BEGIN Data for processing

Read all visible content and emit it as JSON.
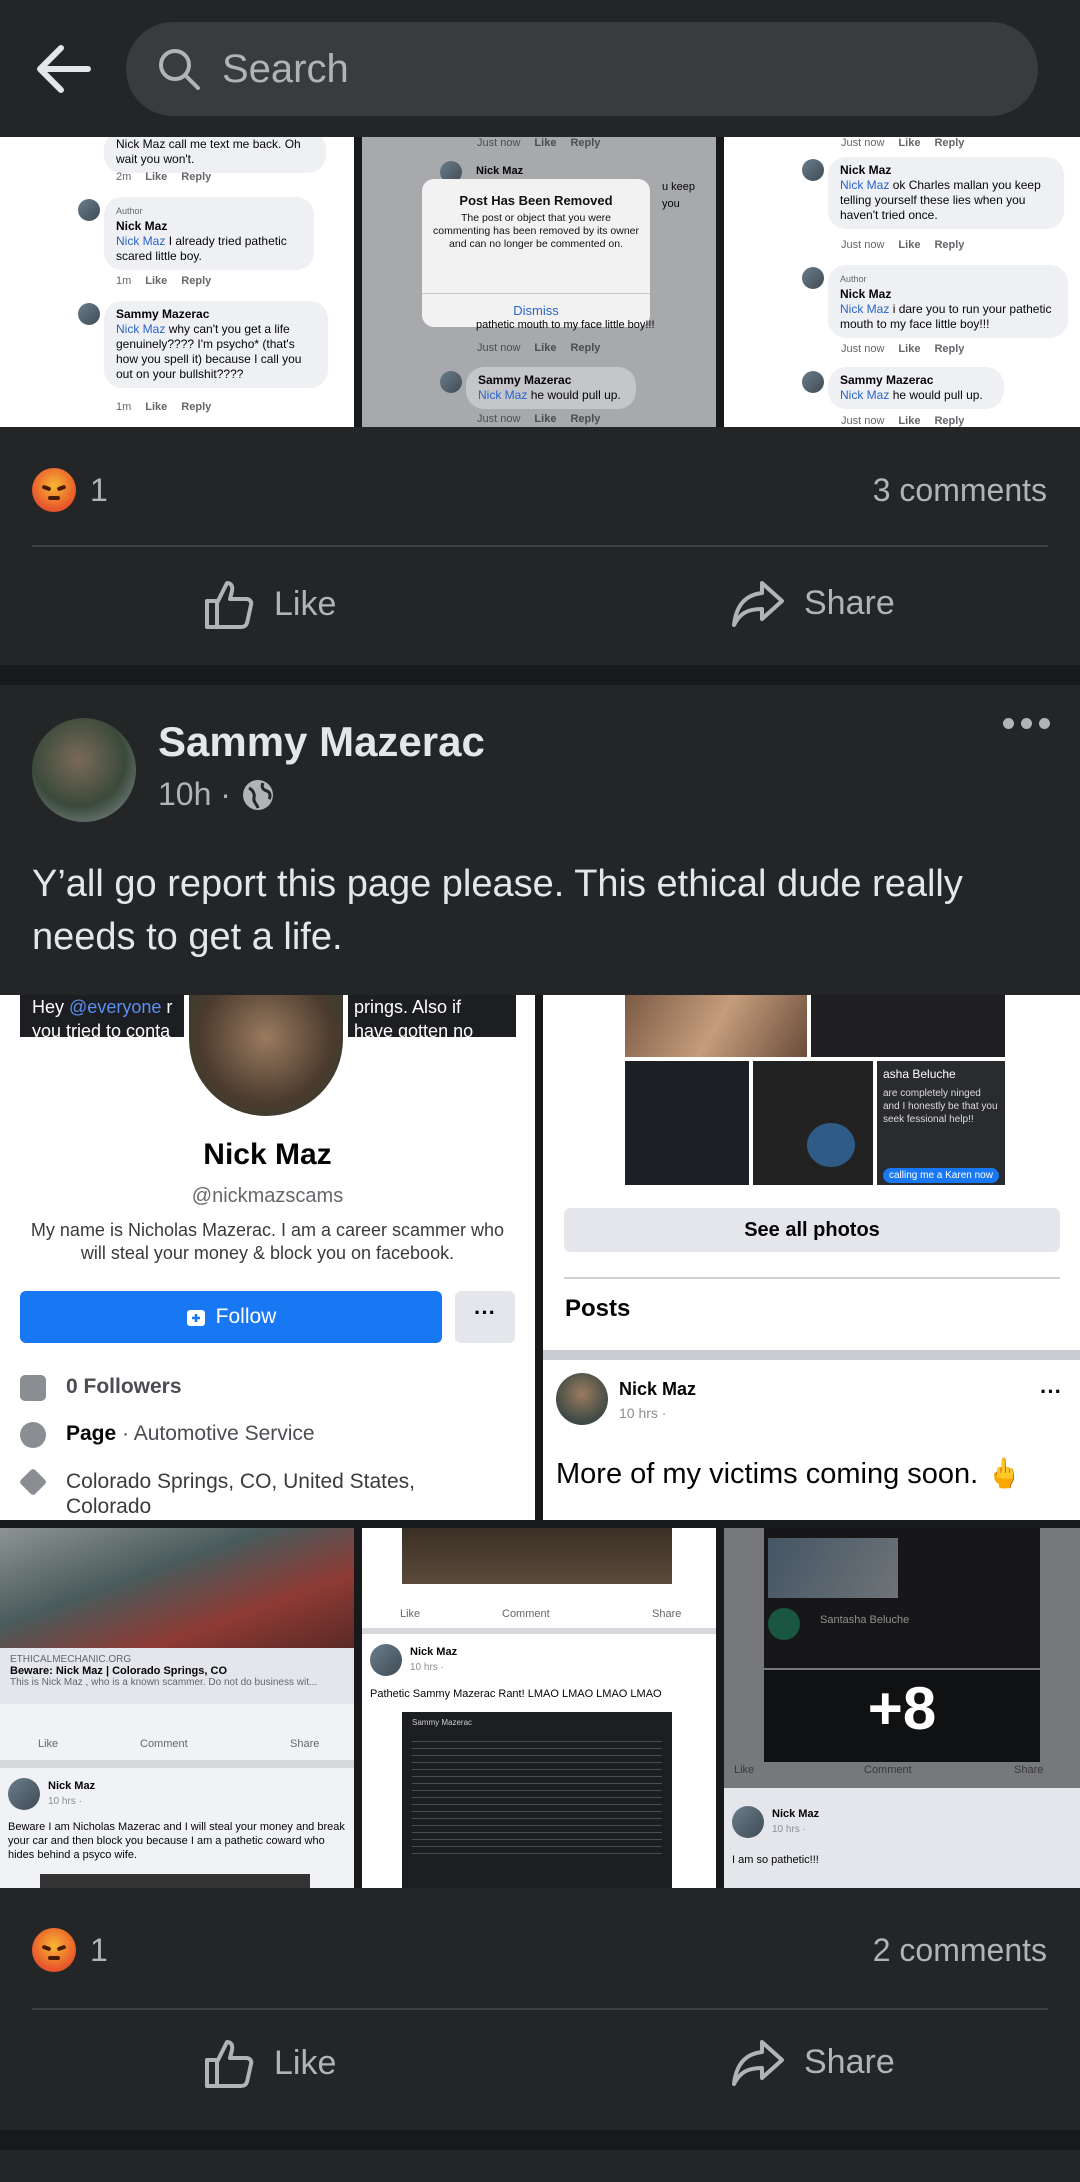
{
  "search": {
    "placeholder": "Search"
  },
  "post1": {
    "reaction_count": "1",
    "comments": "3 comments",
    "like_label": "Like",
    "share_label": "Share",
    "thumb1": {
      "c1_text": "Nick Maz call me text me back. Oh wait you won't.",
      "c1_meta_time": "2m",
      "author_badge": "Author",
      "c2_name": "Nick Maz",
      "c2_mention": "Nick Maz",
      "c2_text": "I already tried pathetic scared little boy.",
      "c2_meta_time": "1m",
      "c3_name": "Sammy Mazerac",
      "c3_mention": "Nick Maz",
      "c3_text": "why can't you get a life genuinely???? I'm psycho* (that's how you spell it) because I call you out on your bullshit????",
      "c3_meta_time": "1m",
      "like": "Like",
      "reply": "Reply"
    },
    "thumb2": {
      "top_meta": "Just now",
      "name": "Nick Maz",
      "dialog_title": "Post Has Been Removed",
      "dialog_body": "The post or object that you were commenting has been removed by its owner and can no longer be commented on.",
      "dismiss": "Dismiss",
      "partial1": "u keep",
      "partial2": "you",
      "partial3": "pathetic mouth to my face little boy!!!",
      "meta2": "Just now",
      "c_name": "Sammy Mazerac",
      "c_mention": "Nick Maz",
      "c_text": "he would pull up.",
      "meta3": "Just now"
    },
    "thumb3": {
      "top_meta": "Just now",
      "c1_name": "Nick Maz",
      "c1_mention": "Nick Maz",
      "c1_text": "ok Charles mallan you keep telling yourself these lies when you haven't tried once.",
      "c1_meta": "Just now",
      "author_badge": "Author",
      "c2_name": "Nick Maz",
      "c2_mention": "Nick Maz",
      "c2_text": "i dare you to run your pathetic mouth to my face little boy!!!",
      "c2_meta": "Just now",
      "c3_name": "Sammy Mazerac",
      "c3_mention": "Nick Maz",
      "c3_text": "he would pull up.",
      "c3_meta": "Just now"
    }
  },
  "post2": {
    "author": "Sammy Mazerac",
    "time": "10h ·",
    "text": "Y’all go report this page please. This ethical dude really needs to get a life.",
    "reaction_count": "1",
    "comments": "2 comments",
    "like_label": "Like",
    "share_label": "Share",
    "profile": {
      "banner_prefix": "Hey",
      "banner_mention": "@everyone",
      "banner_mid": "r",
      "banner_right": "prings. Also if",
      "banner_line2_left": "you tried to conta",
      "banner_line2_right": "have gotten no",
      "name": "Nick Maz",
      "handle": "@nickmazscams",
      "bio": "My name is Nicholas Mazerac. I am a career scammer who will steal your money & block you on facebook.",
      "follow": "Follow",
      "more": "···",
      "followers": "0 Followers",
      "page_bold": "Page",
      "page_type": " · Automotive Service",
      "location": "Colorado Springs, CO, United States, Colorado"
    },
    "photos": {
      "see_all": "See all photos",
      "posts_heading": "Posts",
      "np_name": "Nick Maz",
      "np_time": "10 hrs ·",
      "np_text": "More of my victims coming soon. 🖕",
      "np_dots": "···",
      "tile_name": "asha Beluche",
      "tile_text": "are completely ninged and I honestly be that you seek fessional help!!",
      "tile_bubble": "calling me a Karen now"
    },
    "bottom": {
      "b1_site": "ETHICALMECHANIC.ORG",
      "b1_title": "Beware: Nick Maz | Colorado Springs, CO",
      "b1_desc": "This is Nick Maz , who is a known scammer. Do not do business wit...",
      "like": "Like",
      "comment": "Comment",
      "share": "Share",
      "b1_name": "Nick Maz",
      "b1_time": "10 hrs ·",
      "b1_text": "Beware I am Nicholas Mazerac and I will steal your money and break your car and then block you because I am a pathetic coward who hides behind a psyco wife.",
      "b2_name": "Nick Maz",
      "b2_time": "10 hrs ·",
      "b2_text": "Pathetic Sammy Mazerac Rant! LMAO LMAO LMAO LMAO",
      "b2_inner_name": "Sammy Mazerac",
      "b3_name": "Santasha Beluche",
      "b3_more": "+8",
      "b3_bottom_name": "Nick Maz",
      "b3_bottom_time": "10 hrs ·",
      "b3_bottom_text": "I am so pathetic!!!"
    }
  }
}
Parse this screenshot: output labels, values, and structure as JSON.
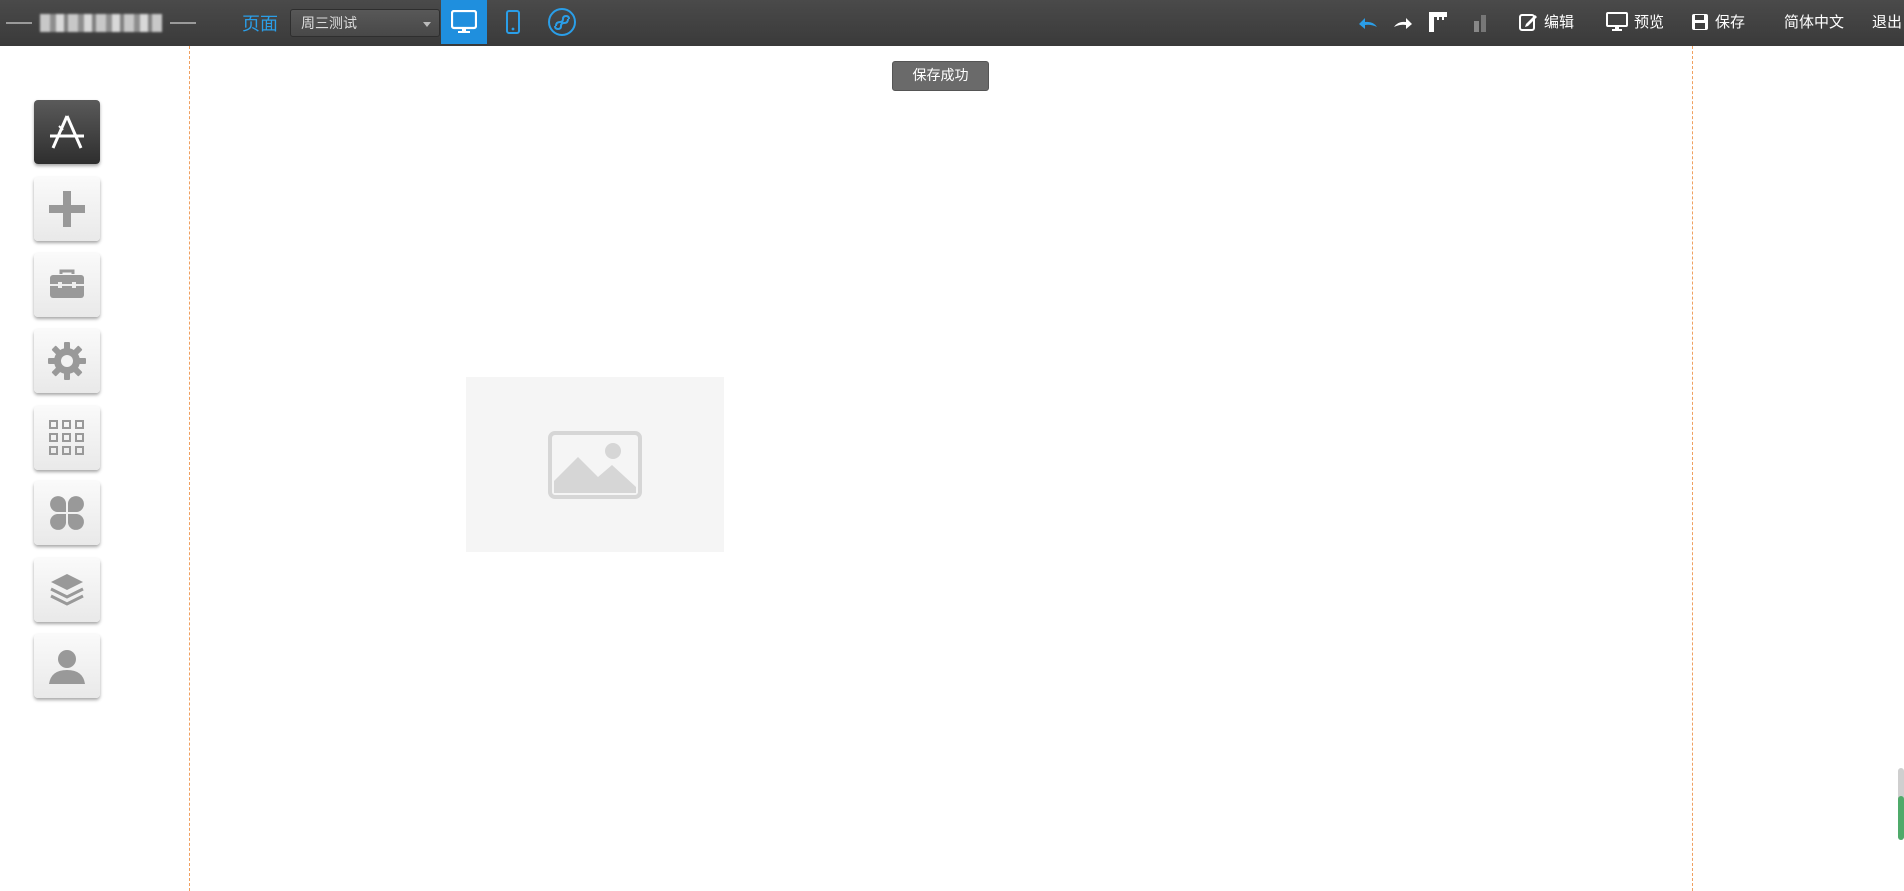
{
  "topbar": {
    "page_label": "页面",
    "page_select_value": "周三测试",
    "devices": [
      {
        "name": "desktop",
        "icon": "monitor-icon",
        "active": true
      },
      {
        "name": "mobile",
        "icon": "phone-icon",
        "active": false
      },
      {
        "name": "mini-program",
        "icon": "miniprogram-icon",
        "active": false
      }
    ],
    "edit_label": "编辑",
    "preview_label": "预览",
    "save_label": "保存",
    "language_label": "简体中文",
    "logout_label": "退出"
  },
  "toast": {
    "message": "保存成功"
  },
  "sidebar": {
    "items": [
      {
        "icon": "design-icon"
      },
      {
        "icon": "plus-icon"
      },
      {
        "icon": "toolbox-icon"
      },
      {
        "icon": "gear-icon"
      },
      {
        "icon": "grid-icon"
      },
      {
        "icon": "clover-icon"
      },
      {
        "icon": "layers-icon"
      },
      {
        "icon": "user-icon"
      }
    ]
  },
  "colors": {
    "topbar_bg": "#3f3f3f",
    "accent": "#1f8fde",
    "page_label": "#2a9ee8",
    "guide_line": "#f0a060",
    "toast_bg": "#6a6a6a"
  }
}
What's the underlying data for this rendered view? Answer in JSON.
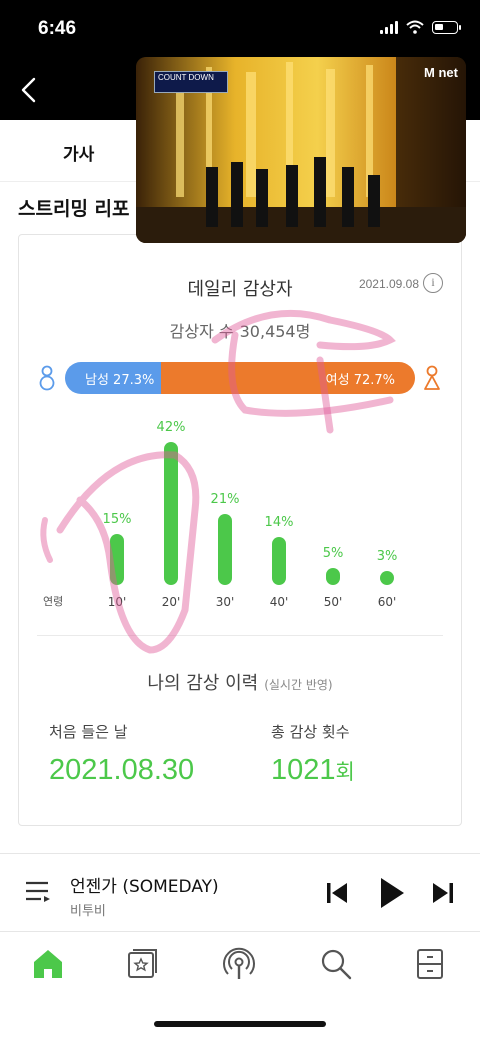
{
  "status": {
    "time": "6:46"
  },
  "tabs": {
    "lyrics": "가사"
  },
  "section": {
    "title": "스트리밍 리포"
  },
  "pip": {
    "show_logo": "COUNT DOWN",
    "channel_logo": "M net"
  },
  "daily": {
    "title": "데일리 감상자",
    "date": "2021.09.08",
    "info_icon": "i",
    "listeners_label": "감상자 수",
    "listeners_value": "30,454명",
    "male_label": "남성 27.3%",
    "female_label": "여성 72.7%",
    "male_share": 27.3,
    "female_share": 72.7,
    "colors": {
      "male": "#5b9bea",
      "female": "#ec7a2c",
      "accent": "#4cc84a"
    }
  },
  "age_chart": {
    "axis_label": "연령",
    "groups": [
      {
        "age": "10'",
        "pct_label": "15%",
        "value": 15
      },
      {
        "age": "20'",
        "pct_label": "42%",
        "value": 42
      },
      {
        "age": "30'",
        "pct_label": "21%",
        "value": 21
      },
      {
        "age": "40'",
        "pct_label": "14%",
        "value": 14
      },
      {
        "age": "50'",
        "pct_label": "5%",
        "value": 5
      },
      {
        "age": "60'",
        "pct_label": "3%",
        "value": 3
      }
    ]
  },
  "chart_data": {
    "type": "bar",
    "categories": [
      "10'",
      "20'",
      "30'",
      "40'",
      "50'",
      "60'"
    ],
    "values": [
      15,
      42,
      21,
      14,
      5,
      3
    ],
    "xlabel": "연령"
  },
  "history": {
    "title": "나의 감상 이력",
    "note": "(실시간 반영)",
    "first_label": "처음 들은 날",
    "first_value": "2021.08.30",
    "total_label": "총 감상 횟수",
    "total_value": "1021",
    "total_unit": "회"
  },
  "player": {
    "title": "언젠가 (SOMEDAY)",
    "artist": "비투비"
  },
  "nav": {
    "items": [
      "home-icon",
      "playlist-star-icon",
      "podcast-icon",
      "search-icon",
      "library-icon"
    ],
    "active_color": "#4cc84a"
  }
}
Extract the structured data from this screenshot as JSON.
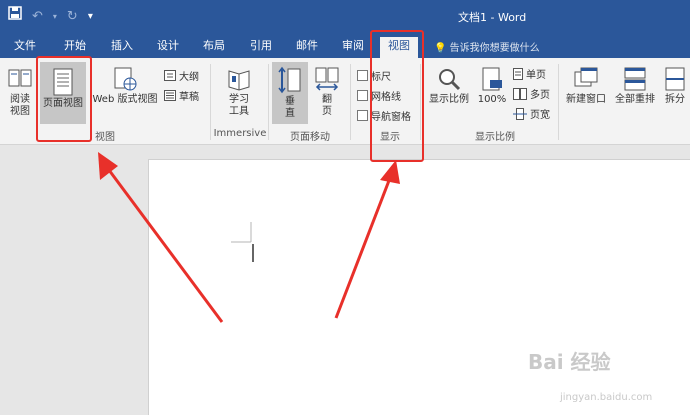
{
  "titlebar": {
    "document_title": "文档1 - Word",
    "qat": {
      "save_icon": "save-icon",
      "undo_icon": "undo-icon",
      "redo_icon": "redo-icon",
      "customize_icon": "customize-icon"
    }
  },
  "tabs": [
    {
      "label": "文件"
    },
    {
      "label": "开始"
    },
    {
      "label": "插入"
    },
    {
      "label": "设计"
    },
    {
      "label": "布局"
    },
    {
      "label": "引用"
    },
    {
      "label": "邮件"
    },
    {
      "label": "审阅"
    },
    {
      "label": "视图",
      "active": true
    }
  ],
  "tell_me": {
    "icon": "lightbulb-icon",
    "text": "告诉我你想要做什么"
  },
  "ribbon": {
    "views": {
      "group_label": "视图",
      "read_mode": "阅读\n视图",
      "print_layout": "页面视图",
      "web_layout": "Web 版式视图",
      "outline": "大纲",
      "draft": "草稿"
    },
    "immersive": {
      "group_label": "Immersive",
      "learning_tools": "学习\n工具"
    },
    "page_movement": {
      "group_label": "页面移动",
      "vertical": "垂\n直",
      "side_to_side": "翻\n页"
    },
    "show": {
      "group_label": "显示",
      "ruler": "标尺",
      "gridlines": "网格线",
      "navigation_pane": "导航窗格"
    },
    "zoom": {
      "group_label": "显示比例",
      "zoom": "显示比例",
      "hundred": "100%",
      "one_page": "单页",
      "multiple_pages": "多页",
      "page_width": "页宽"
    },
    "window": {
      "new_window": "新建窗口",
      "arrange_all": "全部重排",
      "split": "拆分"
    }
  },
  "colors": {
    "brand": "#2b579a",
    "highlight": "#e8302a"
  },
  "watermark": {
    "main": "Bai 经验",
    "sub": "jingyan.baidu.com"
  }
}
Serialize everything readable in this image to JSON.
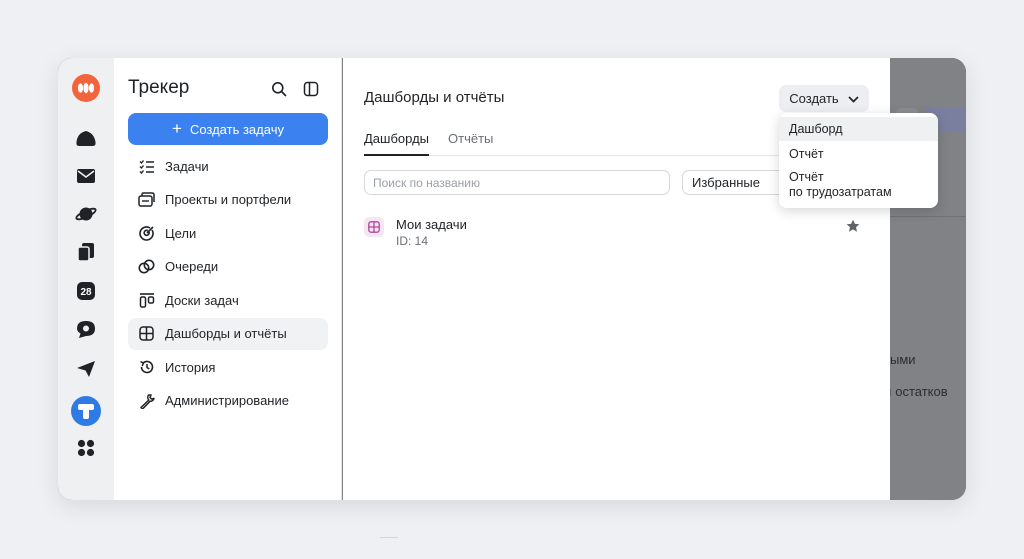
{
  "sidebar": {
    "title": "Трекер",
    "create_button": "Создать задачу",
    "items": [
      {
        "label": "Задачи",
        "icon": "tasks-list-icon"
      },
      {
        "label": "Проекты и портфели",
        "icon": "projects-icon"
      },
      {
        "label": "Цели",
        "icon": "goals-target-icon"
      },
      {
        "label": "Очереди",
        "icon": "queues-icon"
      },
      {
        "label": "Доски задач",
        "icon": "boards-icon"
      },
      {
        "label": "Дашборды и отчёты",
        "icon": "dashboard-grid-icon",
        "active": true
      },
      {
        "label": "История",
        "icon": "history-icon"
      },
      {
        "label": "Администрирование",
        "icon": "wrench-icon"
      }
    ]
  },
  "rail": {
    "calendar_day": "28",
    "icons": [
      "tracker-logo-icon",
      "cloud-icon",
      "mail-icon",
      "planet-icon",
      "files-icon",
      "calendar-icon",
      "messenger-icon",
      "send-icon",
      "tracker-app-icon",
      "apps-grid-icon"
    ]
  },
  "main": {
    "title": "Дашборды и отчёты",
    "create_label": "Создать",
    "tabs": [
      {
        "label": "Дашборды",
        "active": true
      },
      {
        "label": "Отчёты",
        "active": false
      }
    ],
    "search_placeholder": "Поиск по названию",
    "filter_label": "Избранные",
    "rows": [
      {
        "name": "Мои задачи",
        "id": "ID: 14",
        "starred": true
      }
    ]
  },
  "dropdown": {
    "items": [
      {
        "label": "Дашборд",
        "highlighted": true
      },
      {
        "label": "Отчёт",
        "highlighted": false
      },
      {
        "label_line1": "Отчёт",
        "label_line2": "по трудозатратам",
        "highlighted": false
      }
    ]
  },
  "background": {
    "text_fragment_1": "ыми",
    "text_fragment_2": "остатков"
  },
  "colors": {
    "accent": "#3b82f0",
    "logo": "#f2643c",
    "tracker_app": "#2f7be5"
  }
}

END Data for processing

Work to do:
Pick out and copy every line that contains the word "because".

Correct response:
      "c3_text": "why can't you get a life genuinely???? I'm psycho* (that's how you spell it) because I call you out on your bullshit????",
      "b1_text": "Beware I am Nicholas Mazerac and I will steal your money and break your car and then block you because I am a pathetic coward who hides behind a psyco wife.",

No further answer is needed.